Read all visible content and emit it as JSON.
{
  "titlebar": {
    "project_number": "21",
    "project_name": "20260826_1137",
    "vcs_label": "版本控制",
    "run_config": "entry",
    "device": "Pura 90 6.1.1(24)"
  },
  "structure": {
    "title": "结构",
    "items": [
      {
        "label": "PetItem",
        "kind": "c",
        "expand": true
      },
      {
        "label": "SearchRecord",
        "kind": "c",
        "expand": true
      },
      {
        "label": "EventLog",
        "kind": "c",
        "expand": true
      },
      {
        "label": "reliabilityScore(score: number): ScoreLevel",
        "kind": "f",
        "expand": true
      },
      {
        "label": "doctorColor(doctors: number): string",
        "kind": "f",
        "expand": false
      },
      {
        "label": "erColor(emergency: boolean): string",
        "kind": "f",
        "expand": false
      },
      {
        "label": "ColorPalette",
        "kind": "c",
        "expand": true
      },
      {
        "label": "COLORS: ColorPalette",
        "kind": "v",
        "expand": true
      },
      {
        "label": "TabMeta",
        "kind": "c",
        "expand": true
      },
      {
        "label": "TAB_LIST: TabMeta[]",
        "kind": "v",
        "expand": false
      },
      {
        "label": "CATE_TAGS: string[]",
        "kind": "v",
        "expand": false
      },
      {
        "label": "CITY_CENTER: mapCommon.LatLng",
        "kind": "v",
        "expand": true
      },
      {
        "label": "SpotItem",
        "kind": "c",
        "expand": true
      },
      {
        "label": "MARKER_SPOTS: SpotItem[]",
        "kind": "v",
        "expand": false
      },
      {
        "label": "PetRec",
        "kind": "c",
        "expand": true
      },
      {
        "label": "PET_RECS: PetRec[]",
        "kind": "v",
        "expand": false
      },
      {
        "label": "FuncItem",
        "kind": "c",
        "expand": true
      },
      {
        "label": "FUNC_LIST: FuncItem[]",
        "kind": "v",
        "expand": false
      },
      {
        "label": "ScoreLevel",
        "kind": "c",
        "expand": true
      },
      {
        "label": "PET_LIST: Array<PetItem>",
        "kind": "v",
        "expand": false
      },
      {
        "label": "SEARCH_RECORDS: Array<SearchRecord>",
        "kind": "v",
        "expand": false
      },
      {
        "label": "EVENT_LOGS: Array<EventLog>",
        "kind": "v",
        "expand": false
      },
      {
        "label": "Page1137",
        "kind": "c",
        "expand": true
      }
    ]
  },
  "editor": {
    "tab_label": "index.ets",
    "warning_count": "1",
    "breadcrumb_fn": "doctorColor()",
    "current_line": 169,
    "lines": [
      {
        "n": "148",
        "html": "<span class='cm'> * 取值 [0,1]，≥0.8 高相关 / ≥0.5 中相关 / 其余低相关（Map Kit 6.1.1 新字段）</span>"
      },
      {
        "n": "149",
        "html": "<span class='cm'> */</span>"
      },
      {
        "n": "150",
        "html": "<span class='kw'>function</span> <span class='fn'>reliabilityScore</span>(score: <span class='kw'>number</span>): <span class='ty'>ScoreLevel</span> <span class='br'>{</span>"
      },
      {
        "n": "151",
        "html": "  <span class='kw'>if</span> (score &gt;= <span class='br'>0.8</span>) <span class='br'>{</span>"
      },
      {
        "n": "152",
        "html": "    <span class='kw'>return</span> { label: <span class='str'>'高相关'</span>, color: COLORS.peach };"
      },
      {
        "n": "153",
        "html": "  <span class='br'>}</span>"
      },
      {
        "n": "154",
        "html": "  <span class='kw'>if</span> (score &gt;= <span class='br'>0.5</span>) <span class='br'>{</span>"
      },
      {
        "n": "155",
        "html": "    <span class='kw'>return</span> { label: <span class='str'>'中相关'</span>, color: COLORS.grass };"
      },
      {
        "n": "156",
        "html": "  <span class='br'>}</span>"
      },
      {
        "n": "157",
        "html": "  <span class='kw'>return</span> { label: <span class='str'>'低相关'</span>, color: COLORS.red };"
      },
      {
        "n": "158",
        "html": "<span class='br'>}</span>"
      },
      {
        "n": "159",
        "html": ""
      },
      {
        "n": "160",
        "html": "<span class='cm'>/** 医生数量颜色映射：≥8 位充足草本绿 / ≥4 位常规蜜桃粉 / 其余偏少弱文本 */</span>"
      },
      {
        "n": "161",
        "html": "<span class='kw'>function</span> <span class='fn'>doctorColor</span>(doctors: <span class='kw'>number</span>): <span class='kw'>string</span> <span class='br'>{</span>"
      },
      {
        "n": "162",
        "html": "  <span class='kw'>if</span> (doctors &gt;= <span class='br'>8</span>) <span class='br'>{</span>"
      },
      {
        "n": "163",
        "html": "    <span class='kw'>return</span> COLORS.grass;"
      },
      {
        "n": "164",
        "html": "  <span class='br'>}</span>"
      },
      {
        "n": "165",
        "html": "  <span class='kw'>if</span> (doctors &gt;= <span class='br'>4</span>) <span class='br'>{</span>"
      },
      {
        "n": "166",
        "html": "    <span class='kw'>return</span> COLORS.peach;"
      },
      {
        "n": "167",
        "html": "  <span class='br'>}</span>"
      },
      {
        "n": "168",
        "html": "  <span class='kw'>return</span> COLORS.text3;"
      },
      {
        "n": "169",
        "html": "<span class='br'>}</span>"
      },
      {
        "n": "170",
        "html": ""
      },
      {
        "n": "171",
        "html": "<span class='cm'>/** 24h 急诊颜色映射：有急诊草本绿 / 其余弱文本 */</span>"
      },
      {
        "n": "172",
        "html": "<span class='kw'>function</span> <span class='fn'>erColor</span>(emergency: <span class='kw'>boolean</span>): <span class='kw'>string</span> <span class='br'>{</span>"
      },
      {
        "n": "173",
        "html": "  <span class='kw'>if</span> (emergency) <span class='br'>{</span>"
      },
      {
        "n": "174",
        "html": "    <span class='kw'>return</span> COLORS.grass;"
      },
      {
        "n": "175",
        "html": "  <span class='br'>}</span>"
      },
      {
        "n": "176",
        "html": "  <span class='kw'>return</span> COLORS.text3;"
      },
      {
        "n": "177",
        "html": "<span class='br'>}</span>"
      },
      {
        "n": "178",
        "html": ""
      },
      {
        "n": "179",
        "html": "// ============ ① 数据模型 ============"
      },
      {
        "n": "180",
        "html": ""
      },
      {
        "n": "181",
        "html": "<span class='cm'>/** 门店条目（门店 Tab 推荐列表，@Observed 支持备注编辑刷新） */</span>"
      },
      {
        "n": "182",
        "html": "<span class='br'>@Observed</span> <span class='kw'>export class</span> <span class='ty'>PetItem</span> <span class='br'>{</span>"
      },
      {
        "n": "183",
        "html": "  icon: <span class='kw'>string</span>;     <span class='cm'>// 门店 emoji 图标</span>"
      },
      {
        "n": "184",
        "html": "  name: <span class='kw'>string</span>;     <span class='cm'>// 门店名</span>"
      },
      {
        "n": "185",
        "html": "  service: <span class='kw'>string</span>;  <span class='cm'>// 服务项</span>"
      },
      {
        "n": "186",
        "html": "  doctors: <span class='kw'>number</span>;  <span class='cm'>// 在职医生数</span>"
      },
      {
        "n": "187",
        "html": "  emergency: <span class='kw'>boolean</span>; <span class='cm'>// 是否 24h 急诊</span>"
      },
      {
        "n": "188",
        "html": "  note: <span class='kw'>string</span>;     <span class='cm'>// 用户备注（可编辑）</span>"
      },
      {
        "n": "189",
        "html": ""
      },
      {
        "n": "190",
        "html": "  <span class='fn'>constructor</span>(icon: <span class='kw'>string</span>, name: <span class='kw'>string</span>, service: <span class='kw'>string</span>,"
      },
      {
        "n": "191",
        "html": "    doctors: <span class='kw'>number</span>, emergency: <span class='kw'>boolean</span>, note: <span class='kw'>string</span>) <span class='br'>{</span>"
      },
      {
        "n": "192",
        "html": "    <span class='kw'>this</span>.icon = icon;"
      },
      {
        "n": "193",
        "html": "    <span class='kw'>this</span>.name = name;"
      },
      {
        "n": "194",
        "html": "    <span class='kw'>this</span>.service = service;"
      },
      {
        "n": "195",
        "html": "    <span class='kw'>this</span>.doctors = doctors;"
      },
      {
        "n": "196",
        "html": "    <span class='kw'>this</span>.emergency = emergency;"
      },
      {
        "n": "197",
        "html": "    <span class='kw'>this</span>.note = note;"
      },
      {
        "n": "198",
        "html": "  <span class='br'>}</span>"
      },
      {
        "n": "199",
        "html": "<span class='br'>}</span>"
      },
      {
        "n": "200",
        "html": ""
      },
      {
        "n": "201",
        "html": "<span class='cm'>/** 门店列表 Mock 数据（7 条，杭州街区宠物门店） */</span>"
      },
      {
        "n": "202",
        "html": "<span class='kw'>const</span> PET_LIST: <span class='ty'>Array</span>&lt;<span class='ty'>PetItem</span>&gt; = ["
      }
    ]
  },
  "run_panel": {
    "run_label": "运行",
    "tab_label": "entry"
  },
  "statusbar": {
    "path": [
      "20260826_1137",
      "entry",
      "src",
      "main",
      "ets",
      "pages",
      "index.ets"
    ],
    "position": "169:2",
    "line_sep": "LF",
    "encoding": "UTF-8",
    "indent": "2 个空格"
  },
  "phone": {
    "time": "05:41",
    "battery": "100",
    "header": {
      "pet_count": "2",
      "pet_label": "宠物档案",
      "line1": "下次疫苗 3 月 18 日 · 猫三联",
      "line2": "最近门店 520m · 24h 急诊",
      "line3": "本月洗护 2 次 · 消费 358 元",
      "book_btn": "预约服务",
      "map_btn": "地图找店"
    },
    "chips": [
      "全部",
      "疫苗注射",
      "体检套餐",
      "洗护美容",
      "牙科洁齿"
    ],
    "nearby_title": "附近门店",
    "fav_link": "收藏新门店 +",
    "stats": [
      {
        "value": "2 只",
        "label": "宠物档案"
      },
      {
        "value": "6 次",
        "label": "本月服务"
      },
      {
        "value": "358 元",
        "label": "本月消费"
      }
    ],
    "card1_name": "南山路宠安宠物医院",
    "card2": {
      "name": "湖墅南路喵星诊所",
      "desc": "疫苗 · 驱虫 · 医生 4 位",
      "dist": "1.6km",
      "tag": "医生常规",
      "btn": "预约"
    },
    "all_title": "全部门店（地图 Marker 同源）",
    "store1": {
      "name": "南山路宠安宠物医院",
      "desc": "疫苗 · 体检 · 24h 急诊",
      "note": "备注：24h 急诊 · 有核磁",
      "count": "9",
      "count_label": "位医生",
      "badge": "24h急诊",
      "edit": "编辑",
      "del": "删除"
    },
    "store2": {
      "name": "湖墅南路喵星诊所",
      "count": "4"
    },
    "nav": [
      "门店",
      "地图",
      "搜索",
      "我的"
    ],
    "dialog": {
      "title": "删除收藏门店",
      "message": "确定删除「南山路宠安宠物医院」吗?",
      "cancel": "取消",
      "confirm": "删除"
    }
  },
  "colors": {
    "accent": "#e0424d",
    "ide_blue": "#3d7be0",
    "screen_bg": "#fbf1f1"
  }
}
####
--- Given task ---
Filter the records for lines holding the string "Observed". Copy each one.

--- Response ---
        "html": "<span class='cm'>/** 门店条目（门店 Tab 推荐列表，@Observed 支持备注编辑刷新） */</span>"
        "html": "<span class='br'>@Observed</span> <span class='kw'>export class</span> <span class='ty'>PetItem</span> <span class='br'>{</span>"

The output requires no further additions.